• _What to work on_: Beneath this task is a listing; retype all of it exactly.

Source data:
---
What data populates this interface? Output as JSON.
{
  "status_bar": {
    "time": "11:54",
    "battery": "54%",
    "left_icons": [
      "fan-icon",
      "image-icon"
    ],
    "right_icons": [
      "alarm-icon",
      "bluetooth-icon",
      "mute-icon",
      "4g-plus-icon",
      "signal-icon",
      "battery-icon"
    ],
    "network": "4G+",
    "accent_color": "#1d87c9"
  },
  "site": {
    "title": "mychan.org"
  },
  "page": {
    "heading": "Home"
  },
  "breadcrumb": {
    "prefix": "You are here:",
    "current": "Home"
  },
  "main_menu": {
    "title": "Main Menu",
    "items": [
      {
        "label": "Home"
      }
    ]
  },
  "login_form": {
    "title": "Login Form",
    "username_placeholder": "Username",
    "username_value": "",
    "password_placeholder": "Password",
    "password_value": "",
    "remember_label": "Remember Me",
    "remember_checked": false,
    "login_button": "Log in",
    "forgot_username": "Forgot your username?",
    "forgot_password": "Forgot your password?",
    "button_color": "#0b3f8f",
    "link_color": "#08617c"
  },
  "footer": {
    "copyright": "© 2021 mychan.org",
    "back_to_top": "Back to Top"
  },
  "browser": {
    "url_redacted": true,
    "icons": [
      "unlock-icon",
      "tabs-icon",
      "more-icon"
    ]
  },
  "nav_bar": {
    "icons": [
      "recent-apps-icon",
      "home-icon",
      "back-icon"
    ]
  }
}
---
• _Worked answer_:
What data populates this interface? Output as JSON.
{
  "status_bar": {
    "time": "11:54",
    "battery": "54%",
    "left_icons": [
      "fan-icon",
      "image-icon"
    ],
    "right_icons": [
      "alarm-icon",
      "bluetooth-icon",
      "mute-icon",
      "4g-plus-icon",
      "signal-icon",
      "battery-icon"
    ],
    "network": "4G+",
    "accent_color": "#1d87c9"
  },
  "site": {
    "title": "mychan.org"
  },
  "page": {
    "heading": "Home"
  },
  "breadcrumb": {
    "prefix": "You are here:",
    "current": "Home"
  },
  "main_menu": {
    "title": "Main Menu",
    "items": [
      {
        "label": "Home"
      }
    ]
  },
  "login_form": {
    "title": "Login Form",
    "username_placeholder": "Username",
    "username_value": "",
    "password_placeholder": "Password",
    "password_value": "",
    "remember_label": "Remember Me",
    "remember_checked": false,
    "login_button": "Log in",
    "forgot_username": "Forgot your username?",
    "forgot_password": "Forgot your password?",
    "button_color": "#0b3f8f",
    "link_color": "#08617c"
  },
  "footer": {
    "copyright": "© 2021 mychan.org",
    "back_to_top": "Back to Top"
  },
  "browser": {
    "url_redacted": true,
    "icons": [
      "unlock-icon",
      "tabs-icon",
      "more-icon"
    ]
  },
  "nav_bar": {
    "icons": [
      "recent-apps-icon",
      "home-icon",
      "back-icon"
    ]
  }
}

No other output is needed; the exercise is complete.